**WORK TO DO**
Take the data below and repeat it exactly.

**INPUT DATA**
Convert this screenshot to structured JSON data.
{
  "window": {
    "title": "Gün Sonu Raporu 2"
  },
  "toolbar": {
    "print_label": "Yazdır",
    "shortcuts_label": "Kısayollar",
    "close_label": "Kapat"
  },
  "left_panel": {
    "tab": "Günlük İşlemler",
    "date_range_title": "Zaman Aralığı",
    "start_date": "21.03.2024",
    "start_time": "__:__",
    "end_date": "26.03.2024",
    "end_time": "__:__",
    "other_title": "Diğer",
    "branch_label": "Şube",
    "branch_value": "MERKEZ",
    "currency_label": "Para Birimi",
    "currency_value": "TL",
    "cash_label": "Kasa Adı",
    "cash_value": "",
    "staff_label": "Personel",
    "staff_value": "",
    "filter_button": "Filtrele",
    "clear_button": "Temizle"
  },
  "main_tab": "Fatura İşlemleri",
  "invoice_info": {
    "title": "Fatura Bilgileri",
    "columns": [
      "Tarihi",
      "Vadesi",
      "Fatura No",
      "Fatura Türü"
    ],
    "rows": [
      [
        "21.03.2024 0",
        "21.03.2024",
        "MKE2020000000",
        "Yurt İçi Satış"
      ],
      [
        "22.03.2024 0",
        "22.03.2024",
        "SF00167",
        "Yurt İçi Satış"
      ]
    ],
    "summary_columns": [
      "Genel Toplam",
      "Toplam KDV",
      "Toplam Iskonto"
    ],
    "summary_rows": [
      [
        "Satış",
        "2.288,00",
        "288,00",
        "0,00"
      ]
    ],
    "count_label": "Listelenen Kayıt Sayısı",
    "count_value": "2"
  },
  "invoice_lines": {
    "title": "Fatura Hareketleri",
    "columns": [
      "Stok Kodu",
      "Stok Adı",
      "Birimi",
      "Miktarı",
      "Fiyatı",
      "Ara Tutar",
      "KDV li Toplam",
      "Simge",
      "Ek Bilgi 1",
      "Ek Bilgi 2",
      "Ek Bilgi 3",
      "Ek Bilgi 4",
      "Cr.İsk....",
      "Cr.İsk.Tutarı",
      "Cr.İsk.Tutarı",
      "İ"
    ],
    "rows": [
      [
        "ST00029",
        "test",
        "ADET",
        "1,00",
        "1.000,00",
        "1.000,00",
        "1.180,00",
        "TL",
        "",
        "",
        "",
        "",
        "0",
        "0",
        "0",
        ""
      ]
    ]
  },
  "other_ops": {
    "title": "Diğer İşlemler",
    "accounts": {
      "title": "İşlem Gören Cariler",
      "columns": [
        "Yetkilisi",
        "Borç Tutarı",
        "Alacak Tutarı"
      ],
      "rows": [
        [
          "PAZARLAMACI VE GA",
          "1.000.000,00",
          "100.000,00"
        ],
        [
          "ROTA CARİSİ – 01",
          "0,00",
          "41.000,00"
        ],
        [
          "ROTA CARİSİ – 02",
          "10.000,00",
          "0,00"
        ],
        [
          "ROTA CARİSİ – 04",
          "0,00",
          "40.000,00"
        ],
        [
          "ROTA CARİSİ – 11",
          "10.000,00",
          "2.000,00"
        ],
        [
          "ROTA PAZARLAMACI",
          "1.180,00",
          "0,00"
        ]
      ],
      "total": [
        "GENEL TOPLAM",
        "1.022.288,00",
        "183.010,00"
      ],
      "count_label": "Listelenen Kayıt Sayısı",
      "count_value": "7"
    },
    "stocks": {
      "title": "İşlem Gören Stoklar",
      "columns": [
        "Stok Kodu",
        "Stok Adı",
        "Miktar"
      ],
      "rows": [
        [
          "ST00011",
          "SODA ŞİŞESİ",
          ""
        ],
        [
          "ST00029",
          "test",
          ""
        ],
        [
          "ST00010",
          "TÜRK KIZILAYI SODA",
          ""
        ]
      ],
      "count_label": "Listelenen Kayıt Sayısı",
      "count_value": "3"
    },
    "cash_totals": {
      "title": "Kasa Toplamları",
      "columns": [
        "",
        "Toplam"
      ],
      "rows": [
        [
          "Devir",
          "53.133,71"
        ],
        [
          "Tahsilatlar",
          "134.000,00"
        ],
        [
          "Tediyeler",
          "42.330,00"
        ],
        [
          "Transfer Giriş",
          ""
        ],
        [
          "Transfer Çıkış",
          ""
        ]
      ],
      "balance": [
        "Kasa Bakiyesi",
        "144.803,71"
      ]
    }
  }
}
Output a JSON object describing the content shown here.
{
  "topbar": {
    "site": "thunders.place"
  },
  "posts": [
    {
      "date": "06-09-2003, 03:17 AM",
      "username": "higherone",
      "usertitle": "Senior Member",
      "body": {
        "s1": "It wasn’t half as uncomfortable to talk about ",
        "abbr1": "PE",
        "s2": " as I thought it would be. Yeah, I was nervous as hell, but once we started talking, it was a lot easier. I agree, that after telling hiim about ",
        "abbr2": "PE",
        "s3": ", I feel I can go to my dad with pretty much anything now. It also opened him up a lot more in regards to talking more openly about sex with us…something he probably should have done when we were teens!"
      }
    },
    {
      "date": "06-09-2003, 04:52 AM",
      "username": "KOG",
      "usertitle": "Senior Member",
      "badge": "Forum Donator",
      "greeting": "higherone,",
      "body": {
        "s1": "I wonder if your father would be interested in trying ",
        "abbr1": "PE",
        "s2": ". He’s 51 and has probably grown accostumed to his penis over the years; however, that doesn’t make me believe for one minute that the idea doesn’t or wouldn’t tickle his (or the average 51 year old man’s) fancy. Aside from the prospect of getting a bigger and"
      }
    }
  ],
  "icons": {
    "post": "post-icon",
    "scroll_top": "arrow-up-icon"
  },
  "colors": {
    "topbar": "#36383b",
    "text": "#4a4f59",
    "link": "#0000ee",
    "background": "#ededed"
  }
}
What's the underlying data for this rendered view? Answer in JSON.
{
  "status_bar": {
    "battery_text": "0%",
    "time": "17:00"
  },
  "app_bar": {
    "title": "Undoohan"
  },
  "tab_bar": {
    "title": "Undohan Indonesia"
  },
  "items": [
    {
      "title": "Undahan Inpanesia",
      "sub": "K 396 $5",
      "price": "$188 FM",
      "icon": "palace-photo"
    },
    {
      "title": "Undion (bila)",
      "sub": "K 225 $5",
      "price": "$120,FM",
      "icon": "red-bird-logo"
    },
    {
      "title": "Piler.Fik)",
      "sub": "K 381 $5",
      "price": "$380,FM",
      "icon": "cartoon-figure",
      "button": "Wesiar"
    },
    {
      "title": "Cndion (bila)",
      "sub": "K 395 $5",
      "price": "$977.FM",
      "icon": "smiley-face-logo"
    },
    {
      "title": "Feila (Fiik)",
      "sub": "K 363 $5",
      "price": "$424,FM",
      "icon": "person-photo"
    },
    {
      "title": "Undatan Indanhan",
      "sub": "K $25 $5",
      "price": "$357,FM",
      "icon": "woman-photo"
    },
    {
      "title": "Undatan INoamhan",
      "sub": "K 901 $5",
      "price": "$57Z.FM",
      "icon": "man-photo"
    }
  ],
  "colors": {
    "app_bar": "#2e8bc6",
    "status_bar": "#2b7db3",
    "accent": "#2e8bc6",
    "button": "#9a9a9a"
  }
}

**REPLY**
Convert this screenshot to structured JSON data.
{
  "window": {
    "title": "Gün Sonu Raporu 2"
  },
  "toolbar": {
    "print_label": "Yazdır",
    "shortcuts_label": "Kısayollar",
    "close_label": "Kapat"
  },
  "left_panel": {
    "tab": "Günlük İşlemler",
    "date_range_title": "Zaman Aralığı",
    "start_date": "21.03.2024",
    "start_time": "__:__",
    "end_date": "26.03.2024",
    "end_time": "__:__",
    "other_title": "Diğer",
    "branch_label": "Şube",
    "branch_value": "MERKEZ",
    "currency_label": "Para Birimi",
    "currency_value": "TL",
    "cash_label": "Kasa Adı",
    "cash_value": "",
    "staff_label": "Personel",
    "staff_value": "",
    "filter_button": "Filtrele",
    "clear_button": "Temizle"
  },
  "main_tab": "Fatura İşlemleri",
  "invoice_info": {
    "title": "Fatura Bilgileri",
    "columns": [
      "Tarihi",
      "Vadesi",
      "Fatura No",
      "Fatura Türü"
    ],
    "rows": [
      [
        "21.03.2024 0",
        "21.03.2024",
        "MKE2020000000",
        "Yurt İçi Satış"
      ],
      [
        "22.03.2024 0",
        "22.03.2024",
        "SF00167",
        "Yurt İçi Satış"
      ]
    ],
    "summary_columns": [
      "Genel Toplam",
      "Toplam KDV",
      "Toplam Iskonto"
    ],
    "summary_rows": [
      [
        "Satış",
        "2.288,00",
        "288,00",
        "0,00"
      ]
    ],
    "count_label": "Listelenen Kayıt Sayısı",
    "count_value": "2"
  },
  "invoice_lines": {
    "title": "Fatura Hareketleri",
    "columns": [
      "Stok Kodu",
      "Stok Adı",
      "Birimi",
      "Miktarı",
      "Fiyatı",
      "Ara Tutar",
      "KDV li Toplam",
      "Simge",
      "Ek Bilgi 1",
      "Ek Bilgi 2",
      "Ek Bilgi 3",
      "Ek Bilgi 4",
      "Cr.İsk....",
      "Cr.İsk.Tutarı",
      "Cr.İsk.Tutarı",
      "İ"
    ],
    "rows": [
      [
        "ST00029",
        "test",
        "ADET",
        "1,00",
        "1.000,00",
        "1.000,00",
        "1.180,00",
        "TL",
        "",
        "",
        "",
        "",
        "0",
        "0",
        "0",
        ""
      ]
    ]
  },
  "other_ops": {
    "title": "Diğer İşlemler",
    "accounts": {
      "title": "İşlem Gören Cariler",
      "columns": [
        "Yetkilisi",
        "Borç Tutarı",
        "Alacak Tutarı"
      ],
      "rows": [
        [
          "PAZARLAMACI VE GA",
          "1.000.000,00",
          "100.000,00"
        ],
        [
          "ROTA CARİSİ – 01",
          "0,00",
          "41.000,00"
        ],
        [
          "ROTA CARİSİ – 02",
          "10.000,00",
          "0,00"
        ],
        [
          "ROTA CARİSİ – 04",
          "0,00",
          "40.000,00"
        ],
        [
          "ROTA CARİSİ – 11",
          "10.000,00",
          "2.000,00"
        ],
        [
          "ROTA PAZARLAMACI",
          "1.180,00",
          "0,00"
        ]
      ],
      "total": [
        "GENEL TOPLAM",
        "1.022.288,00",
        "183.010,00"
      ],
      "count_label": "Listelenen Kayıt Sayısı",
      "count_value": "7"
    },
    "stocks": {
      "title": "İşlem Gören Stoklar",
      "columns": [
        "Stok Kodu",
        "Stok Adı",
        "Miktar"
      ],
      "rows": [
        [
          "ST00011",
          "SODA ŞİŞESİ",
          ""
        ],
        [
          "ST00029",
          "test",
          ""
        ],
        [
          "ST00010",
          "TÜRK KIZILAYI SODA",
          ""
        ]
      ],
      "count_label": "Listelenen Kayıt Sayısı",
      "count_value": "3"
    },
    "cash_totals": {
      "title": "Kasa Toplamları",
      "columns": [
        "",
        "Toplam"
      ],
      "rows": [
        [
          "Devir",
          "53.133,71"
        ],
        [
          "Tahsilatlar",
          "134.000,00"
        ],
        [
          "Tediyeler",
          "42.330,00"
        ],
        [
          "Transfer Giriş",
          ""
        ],
        [
          "Transfer Çıkış",
          ""
        ]
      ],
      "balance": [
        "Kasa Bakiyesi",
        "144.803,71"
      ]
    }
  }
}
Output a JSON object describing the content shown here.
{
  "topbar": {
    "site": "thunders.place"
  },
  "posts": [
    {
      "date": "06-09-2003, 03:17 AM",
      "username": "higherone",
      "usertitle": "Senior Member",
      "body": {
        "s1": "It wasn’t half as uncomfortable to talk about ",
        "abbr1": "PE",
        "s2": " as I thought it would be. Yeah, I was nervous as hell, but once we started talking, it was a lot easier. I agree, that after telling hiim about ",
        "abbr2": "PE",
        "s3": ", I feel I can go to my dad with pretty much anything now. It also opened him up a lot more in regards to talking more openly about sex with us…something he probably should have done when we were teens!"
      }
    },
    {
      "date": "06-09-2003, 04:52 AM",
      "username": "KOG",
      "usertitle": "Senior Member",
      "badge": "Forum Donator",
      "greeting": "higherone,",
      "body": {
        "s1": "I wonder if your father would be interested in trying ",
        "abbr1": "PE",
        "s2": ". He’s 51 and has probably grown accostumed to his penis over the years; however, that doesn’t make me believe for one minute that the idea doesn’t or wouldn’t tickle his (or the average 51 year old man’s) fancy. Aside from the prospect of getting a bigger and"
      }
    }
  ],
  "icons": {
    "post": "post-icon",
    "scroll_top": "arrow-up-icon"
  },
  "colors": {
    "topbar": "#36383b",
    "text": "#4a4f59",
    "link": "#0000ee",
    "background": "#ededed"
  }
}
What's the underlying data for this rendered view? Answer in JSON.
{
  "status_bar": {
    "battery_text": "0%",
    "time": "17:00"
  },
  "app_bar": {
    "title": "Undoohan"
  },
  "tab_bar": {
    "title": "Undohan Indonesia"
  },
  "items": [
    {
      "title": "Undahan Inpanesia",
      "sub": "K 396 $5",
      "price": "$188 FM",
      "icon": "palace-photo"
    },
    {
      "title": "Undion (bila)",
      "sub": "K 225 $5",
      "price": "$120,FM",
      "icon": "red-bird-logo"
    },
    {
      "title": "Piler.Fik)",
      "sub": "K 381 $5",
      "price": "$380,FM",
      "icon": "cartoon-figure",
      "button": "Wesiar"
    },
    {
      "title": "Cndion (bila)",
      "sub": "K 395 $5",
      "price": "$977.FM",
      "icon": "smiley-face-logo"
    },
    {
      "title": "Feila (Fiik)",
      "sub": "K 363 $5",
      "price": "$424,FM",
      "icon": "person-photo"
    },
    {
      "title": "Undatan Indanhan",
      "sub": "K $25 $5",
      "price": "$357,FM",
      "icon": "woman-photo"
    },
    {
      "title": "Undatan INoamhan",
      "sub": "K 901 $5",
      "price": "$57Z.FM",
      "icon": "man-photo"
    }
  ],
  "colors": {
    "app_bar": "#2e8bc6",
    "status_bar": "#2b7db3",
    "accent": "#2e8bc6",
    "button": "#9a9a9a"
  }
}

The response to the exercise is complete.